WHAT NEEDS TO BE DONE:
Find each line containing the string "icon" and return it.

PROVIDED DATA:
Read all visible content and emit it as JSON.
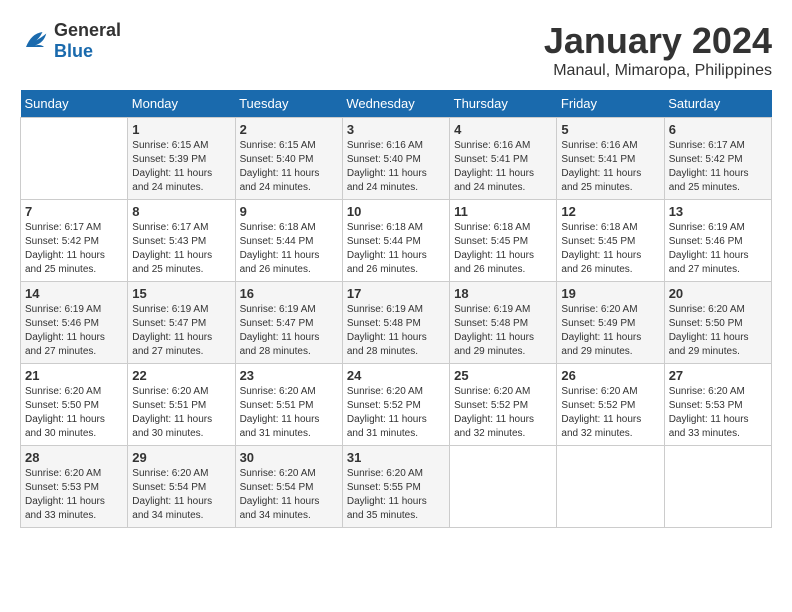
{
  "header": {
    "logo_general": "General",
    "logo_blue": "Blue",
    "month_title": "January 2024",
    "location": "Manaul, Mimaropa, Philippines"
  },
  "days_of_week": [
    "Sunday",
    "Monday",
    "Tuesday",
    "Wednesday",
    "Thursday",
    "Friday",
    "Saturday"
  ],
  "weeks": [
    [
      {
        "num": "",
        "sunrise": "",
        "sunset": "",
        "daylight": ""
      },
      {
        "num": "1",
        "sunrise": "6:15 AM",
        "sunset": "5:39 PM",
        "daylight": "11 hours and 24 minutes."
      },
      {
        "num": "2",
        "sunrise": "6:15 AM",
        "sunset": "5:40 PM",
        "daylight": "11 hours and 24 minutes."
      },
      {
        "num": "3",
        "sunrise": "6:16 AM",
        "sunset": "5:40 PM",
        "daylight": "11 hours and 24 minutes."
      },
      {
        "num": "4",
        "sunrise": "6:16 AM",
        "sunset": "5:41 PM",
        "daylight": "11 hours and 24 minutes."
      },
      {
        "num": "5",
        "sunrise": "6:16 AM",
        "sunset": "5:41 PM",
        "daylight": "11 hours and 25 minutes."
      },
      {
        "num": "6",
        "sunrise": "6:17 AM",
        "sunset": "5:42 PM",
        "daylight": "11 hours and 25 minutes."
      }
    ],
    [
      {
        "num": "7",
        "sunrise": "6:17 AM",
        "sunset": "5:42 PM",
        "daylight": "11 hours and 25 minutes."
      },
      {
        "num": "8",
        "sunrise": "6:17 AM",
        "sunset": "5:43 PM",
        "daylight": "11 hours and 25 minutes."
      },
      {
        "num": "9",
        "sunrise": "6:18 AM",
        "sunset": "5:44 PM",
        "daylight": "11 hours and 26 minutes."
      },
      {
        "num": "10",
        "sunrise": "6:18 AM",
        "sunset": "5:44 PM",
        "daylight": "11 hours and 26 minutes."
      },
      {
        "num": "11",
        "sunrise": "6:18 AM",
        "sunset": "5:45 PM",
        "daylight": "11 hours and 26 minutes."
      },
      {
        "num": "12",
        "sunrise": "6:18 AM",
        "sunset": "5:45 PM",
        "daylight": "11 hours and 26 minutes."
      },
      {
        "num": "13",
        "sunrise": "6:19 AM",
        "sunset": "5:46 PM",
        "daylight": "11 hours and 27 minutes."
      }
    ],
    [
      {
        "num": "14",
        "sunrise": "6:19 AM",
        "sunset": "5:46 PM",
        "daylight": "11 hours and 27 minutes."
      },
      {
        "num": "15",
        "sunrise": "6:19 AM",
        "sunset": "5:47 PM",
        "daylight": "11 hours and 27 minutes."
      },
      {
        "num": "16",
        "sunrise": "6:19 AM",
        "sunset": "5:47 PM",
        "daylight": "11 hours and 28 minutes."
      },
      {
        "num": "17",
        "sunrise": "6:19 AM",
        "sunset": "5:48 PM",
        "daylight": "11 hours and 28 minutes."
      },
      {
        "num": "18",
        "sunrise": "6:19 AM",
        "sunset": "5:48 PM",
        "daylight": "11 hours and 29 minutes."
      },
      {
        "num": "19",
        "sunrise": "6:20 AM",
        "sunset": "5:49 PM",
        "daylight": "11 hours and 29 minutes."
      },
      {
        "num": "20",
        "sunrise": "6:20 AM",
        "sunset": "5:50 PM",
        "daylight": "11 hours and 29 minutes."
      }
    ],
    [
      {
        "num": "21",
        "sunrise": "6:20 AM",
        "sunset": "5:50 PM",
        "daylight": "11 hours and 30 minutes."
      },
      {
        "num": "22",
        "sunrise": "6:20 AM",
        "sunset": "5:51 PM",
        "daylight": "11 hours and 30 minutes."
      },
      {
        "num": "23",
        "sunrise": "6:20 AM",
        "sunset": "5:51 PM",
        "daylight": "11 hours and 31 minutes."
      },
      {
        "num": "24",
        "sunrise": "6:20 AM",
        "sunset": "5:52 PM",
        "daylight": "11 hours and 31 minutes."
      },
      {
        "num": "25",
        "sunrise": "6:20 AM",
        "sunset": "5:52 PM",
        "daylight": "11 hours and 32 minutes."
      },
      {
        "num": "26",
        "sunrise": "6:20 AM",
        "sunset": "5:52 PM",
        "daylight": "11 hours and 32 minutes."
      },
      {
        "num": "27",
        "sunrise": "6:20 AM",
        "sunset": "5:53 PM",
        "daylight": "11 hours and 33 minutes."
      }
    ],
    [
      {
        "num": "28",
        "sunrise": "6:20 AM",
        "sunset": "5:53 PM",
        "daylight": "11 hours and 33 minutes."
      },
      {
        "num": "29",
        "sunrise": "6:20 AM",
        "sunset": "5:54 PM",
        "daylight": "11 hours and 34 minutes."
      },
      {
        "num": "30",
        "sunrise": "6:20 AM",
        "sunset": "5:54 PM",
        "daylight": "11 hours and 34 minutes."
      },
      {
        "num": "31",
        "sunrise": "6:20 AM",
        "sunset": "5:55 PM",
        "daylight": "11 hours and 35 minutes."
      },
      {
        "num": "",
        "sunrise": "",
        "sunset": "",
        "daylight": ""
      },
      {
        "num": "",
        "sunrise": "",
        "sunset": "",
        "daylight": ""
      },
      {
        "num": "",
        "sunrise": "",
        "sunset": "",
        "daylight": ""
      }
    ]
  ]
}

--

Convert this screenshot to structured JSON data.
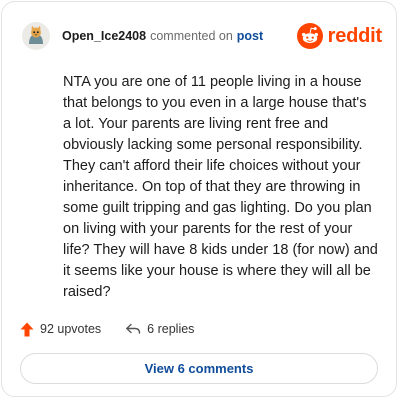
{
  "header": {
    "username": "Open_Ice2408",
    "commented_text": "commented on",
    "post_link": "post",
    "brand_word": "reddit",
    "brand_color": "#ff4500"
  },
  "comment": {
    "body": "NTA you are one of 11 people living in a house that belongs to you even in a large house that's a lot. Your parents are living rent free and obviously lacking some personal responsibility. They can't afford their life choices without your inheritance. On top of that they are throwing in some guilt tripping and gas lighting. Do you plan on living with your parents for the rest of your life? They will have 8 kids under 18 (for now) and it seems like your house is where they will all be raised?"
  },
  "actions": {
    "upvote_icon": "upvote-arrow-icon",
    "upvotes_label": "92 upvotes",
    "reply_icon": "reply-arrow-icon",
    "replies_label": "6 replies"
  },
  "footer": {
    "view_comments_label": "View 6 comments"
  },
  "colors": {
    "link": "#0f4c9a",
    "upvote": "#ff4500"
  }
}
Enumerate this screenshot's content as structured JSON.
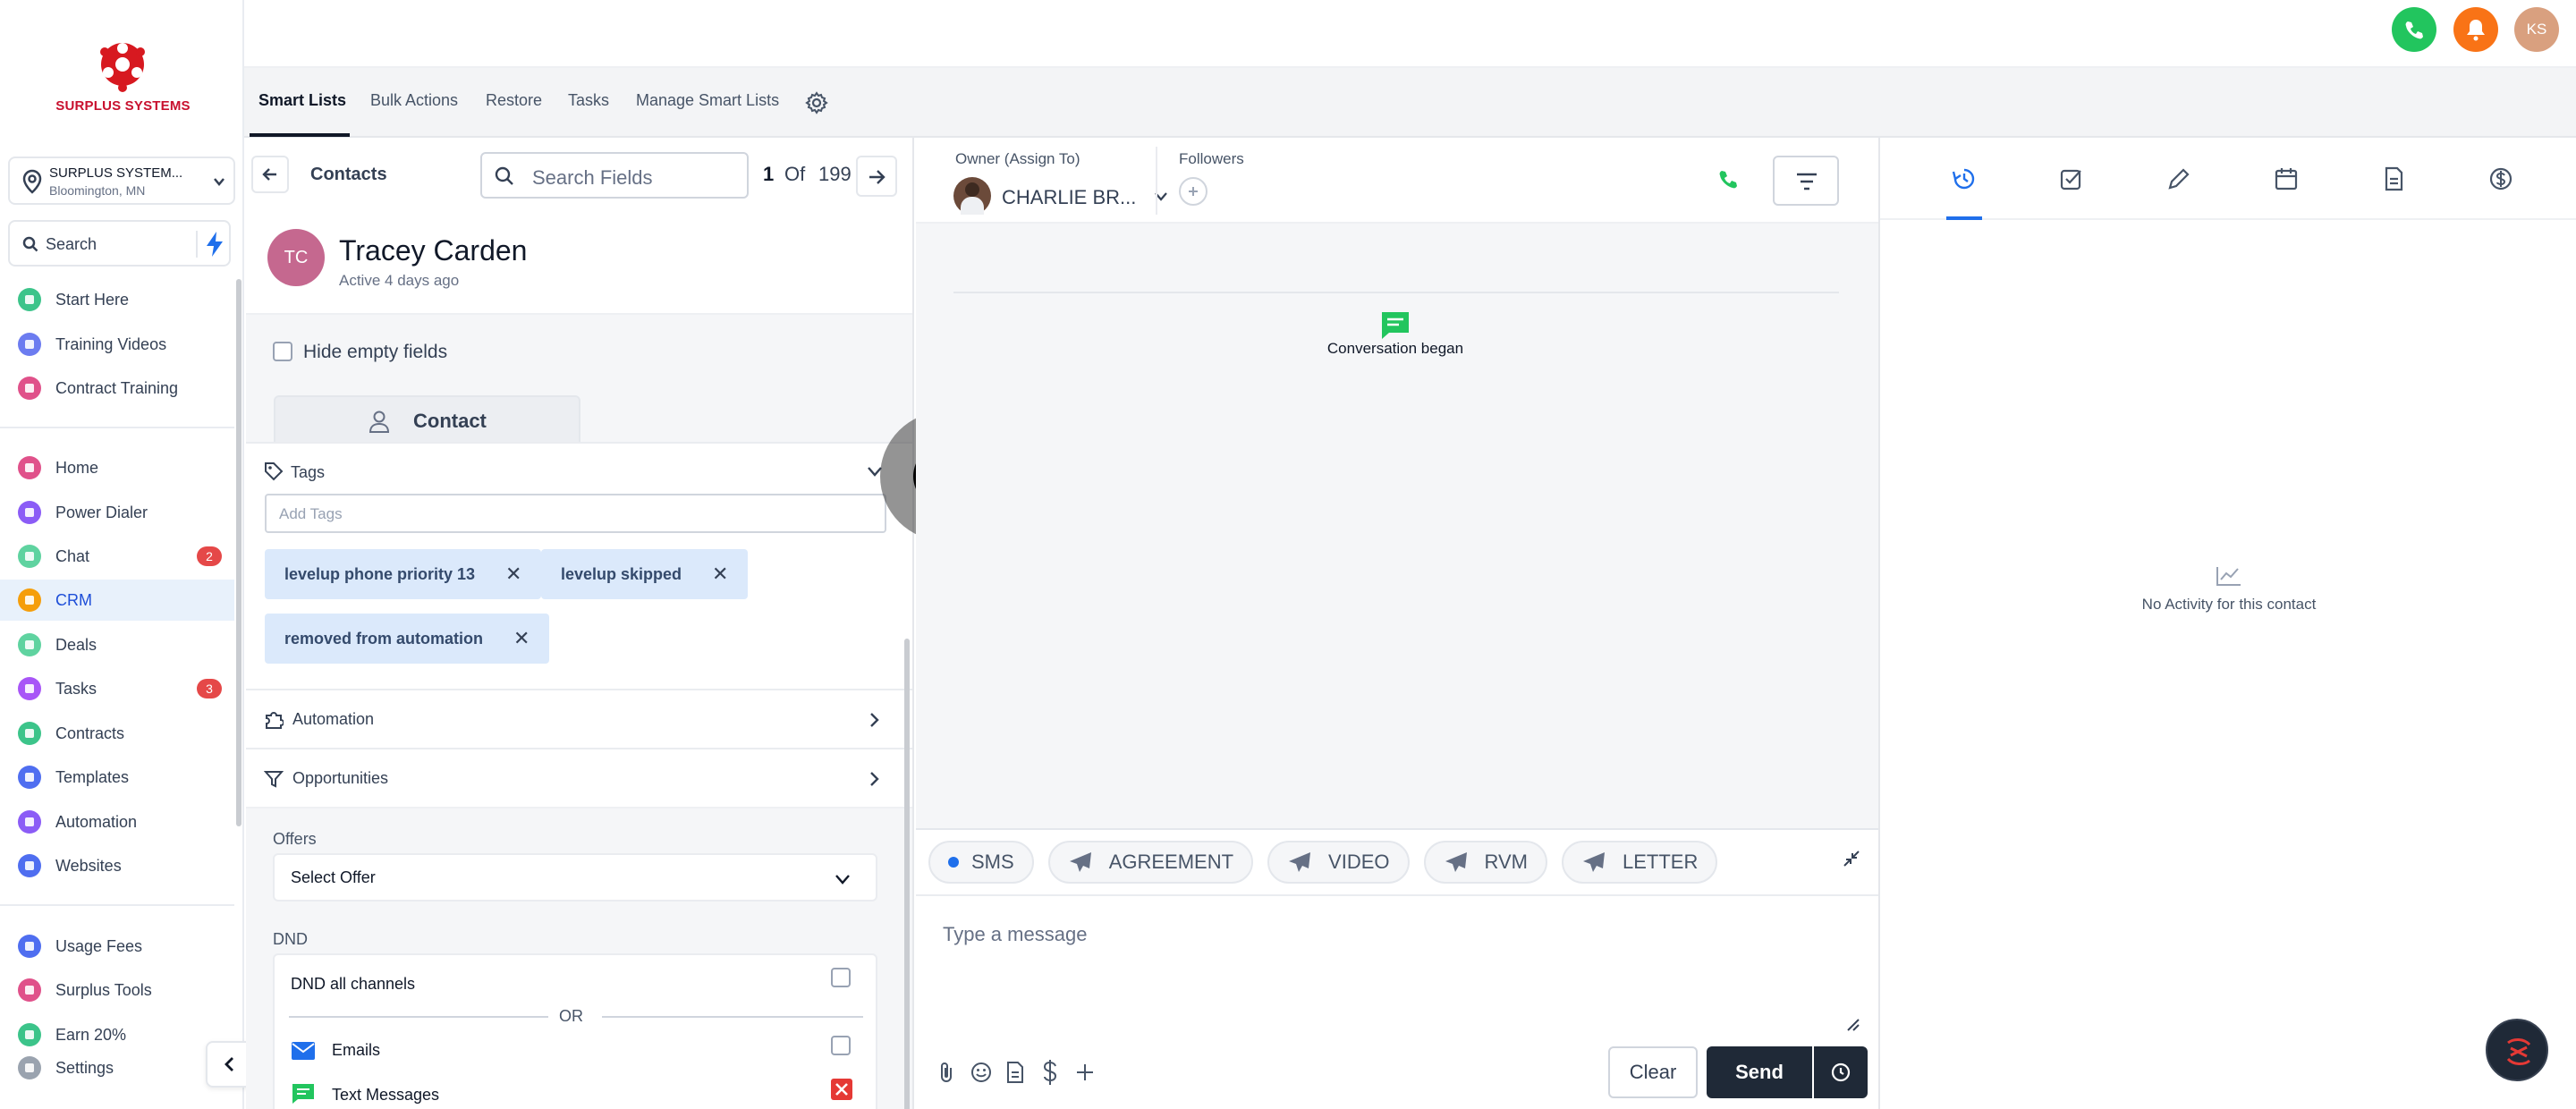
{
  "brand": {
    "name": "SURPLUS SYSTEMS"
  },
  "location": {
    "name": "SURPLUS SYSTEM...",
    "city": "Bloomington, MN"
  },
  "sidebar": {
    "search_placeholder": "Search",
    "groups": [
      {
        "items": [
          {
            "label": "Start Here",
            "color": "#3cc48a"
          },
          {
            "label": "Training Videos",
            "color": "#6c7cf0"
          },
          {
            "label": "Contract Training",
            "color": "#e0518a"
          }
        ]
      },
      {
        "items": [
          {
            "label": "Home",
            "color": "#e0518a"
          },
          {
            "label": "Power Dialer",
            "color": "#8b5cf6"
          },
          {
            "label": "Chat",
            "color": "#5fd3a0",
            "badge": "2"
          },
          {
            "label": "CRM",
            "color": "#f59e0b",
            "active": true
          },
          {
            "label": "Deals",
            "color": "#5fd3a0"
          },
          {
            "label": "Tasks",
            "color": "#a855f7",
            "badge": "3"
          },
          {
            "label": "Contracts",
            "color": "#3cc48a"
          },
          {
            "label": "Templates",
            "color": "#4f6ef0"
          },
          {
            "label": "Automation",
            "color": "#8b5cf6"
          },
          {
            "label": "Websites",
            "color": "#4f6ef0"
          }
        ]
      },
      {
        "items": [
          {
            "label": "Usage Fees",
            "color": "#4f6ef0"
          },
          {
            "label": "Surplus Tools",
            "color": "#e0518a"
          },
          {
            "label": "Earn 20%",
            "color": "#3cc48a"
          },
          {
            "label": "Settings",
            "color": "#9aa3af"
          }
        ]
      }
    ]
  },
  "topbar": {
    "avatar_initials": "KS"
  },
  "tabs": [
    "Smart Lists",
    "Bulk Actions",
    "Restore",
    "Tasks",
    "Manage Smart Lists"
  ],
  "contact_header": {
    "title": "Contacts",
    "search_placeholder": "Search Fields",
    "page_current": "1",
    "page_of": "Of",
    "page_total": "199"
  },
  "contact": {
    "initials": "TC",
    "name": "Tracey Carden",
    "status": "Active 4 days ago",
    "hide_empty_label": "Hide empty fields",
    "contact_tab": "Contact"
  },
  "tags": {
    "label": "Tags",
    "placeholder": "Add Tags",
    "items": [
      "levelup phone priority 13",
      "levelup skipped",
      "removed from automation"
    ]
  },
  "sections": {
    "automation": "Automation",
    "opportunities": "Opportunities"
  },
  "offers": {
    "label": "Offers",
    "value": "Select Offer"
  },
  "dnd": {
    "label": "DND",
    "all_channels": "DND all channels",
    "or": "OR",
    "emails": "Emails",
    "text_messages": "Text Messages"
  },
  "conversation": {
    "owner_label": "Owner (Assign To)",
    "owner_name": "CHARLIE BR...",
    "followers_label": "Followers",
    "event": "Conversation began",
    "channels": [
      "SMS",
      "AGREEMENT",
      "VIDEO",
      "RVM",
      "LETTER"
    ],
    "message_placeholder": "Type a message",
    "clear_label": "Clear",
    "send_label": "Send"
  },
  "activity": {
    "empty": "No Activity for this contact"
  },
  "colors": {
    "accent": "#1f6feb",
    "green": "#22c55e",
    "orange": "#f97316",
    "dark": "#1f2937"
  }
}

FINAL RESULT:
    "upvote_icon": "upvote-arrow-icon",
    "reply_icon": "reply-arrow-icon",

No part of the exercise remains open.